━━ The records ━━

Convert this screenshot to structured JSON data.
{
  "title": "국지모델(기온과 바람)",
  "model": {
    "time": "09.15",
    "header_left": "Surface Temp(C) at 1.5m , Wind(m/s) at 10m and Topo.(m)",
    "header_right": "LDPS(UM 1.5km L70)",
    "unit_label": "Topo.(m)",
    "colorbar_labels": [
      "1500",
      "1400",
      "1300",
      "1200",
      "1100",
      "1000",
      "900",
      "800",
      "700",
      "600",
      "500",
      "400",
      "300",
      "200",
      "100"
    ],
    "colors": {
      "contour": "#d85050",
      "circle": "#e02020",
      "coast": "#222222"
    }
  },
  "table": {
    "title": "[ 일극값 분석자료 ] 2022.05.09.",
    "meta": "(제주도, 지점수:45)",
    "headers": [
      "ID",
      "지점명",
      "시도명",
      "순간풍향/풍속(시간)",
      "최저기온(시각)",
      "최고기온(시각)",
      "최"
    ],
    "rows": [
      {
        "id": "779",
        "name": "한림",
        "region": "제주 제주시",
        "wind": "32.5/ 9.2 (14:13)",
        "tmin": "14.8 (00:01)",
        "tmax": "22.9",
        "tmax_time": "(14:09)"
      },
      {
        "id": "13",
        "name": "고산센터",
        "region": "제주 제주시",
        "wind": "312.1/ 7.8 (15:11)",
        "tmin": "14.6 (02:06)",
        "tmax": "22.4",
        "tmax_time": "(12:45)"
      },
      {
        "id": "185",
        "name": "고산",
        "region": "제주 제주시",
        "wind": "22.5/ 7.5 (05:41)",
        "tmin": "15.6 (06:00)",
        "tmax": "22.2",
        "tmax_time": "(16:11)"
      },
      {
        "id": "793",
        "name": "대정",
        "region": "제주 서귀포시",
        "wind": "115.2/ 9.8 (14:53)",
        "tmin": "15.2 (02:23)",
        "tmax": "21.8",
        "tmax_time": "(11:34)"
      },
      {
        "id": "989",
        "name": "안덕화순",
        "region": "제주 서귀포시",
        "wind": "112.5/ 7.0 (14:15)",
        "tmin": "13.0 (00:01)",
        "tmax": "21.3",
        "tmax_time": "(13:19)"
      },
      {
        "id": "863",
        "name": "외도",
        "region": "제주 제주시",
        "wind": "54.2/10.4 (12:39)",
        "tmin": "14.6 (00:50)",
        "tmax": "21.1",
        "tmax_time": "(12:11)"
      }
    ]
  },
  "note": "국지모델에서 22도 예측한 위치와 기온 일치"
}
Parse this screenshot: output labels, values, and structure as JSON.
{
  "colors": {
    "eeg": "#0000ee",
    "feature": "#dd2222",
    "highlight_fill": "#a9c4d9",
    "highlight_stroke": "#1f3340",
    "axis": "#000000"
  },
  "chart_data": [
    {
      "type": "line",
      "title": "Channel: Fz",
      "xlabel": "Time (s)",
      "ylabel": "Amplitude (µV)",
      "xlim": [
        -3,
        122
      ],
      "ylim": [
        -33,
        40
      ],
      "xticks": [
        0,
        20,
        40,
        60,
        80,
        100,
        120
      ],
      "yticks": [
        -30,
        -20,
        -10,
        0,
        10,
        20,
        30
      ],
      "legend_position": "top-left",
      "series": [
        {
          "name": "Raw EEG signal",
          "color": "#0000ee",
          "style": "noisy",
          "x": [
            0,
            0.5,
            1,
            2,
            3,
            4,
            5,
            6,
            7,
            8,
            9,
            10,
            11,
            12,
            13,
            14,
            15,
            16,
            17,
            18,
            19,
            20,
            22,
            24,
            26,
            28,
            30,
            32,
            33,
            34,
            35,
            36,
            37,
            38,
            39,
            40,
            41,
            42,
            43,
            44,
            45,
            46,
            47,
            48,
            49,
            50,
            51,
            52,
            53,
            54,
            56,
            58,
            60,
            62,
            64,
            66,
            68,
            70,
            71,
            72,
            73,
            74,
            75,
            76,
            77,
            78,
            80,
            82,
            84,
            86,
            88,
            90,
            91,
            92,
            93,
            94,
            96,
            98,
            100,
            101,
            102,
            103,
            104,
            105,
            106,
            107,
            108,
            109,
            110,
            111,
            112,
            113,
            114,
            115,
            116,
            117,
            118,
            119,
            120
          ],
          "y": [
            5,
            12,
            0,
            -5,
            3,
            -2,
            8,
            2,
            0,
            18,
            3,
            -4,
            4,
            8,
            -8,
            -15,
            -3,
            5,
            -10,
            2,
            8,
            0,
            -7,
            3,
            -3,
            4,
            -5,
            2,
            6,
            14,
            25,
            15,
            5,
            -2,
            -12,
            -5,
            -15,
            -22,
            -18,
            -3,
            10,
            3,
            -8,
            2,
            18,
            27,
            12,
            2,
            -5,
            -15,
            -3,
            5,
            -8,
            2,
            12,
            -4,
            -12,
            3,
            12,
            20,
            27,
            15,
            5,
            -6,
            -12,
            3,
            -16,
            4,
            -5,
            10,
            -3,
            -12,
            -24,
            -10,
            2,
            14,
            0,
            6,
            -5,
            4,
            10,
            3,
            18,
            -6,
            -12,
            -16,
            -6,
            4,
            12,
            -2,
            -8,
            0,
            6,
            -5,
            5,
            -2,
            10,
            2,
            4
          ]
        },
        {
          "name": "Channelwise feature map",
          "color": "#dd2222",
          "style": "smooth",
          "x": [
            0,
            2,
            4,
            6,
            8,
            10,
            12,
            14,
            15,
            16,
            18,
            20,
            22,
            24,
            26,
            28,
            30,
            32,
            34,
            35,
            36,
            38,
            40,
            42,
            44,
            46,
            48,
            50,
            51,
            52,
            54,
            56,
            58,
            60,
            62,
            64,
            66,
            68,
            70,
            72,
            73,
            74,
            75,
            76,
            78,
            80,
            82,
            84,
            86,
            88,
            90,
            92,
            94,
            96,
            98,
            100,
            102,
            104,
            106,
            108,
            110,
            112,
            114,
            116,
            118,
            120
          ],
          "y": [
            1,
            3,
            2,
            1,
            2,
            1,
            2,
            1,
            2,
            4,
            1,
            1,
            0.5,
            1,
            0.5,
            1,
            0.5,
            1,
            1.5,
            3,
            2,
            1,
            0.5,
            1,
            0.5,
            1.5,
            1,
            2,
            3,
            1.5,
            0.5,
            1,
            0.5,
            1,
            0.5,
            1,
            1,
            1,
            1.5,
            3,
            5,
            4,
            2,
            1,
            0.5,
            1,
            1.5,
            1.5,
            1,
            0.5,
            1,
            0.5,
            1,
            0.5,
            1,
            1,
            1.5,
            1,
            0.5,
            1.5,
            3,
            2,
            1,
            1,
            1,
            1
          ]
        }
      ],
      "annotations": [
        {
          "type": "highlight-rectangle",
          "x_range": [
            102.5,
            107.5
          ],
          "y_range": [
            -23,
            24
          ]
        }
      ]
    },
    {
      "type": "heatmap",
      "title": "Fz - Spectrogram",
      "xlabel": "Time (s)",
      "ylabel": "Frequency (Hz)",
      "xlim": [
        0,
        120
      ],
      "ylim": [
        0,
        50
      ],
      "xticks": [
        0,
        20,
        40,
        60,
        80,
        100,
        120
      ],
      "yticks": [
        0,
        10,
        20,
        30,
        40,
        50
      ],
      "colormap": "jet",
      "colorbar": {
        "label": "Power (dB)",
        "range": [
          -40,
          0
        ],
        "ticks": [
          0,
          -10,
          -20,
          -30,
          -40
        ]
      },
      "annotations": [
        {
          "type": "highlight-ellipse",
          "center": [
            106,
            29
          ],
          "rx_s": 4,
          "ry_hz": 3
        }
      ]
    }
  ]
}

━━━

### Task requirements
Select all lines in the listing that include the word "tmin".

### Expected answer
        "tmin": "14.8 (00:01)",
        "tmin": "14.6 (02:06)",
        "tmin": "15.6 (06:00)",
        "tmin": "15.2 (02:23)",
        "tmin": "13.0 (00:01)",
        "tmin": "14.6 (00:50)",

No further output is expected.